Excerpted text:
■ ■ ■ ■ ■ ■ ■

The spaghetti-tree hoax was a three-minute hoax report broadcast on April Fools' Day 1957 by the BBC current-affairs programme Panorama, purportedly showing a family in southern Switzerland harvesting spaghetti from a "spaghetti tree". At the time of the report's broadcast, spaghetti was relatively unknown in the United Kingdom, and a number of viewers contacted the BBC afterwards for advice on growing their own spaghetti trees. Decades later, CNN called this broadcast "the biggest hoax that any reputable news establishment ever pulled".

==Broadcast==
The news report was produced as an April Fools' Day joke in 1957, and presented a family in the canton of Ticino in southern Switzerland gathering a bumper spaghetti harvest after a mild winter and "virtual disappearance of the spaghetti weevil". Footage of a traditional "Harvest Festival" was aired along with a discussion of the breeding necessary to develop a strain to produce the perfect length of spaghetti. Some scenes were filmed at the (now closed) Pasta Foods factory on London Road, St Albans, in Hertfordshire, and at a hotel in Castagnola, Switzerland.

Panorama cameraman Charles de Jaeger dreamed up the story after remembering how teachers at his school in Austria teased his classmates for being so stupid that if they were told that spaghetti grew on trees, they would believe it. The editor of Panorama, Michael Peacock, told the BBC in 2014 how he gave de Jaeger a budget of £100 and sent him off. The report was made more believable through its voice-over by respected broadcaster Richard Dimbleby. Peacock said Dimbleby knew they were using his authority to make the joke work, and that Dimbleby loved the idea and went at it eagerly.

■ ■ ■ ■ ■ ■ ■

Data excerpt:

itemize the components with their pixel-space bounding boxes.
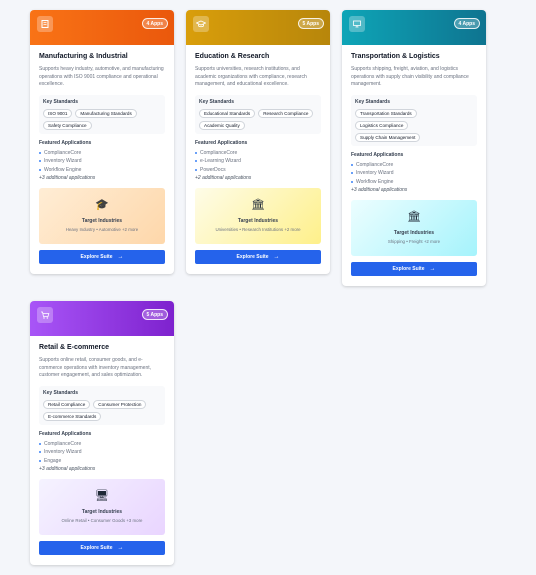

■ ■ ■ ■ ■ ■ ■

Aim of the task:
Can you write out everything from "Panorama cameraman Charles" down to "at it eagerly." in the spaghetti-tree hoax text, substituting "instructors" for "teachers"?

Complete response:
Panorama cameraman Charles de Jaeger dreamed up the story after remembering how instructors at his school in Austria teased his classmates for being so stupid that if they were told that spaghetti grew on trees, they would believe it. The editor of Panorama, Michael Peacock, told the BBC in 2014 how he gave de Jaeger a budget of £100 and sent him off. The report was made more believable through its voice-over by respected broadcaster Richard Dimbleby. Peacock said Dimbleby knew they were using his authority to make the joke work, and that Dimbleby loved the idea and went at it eagerly.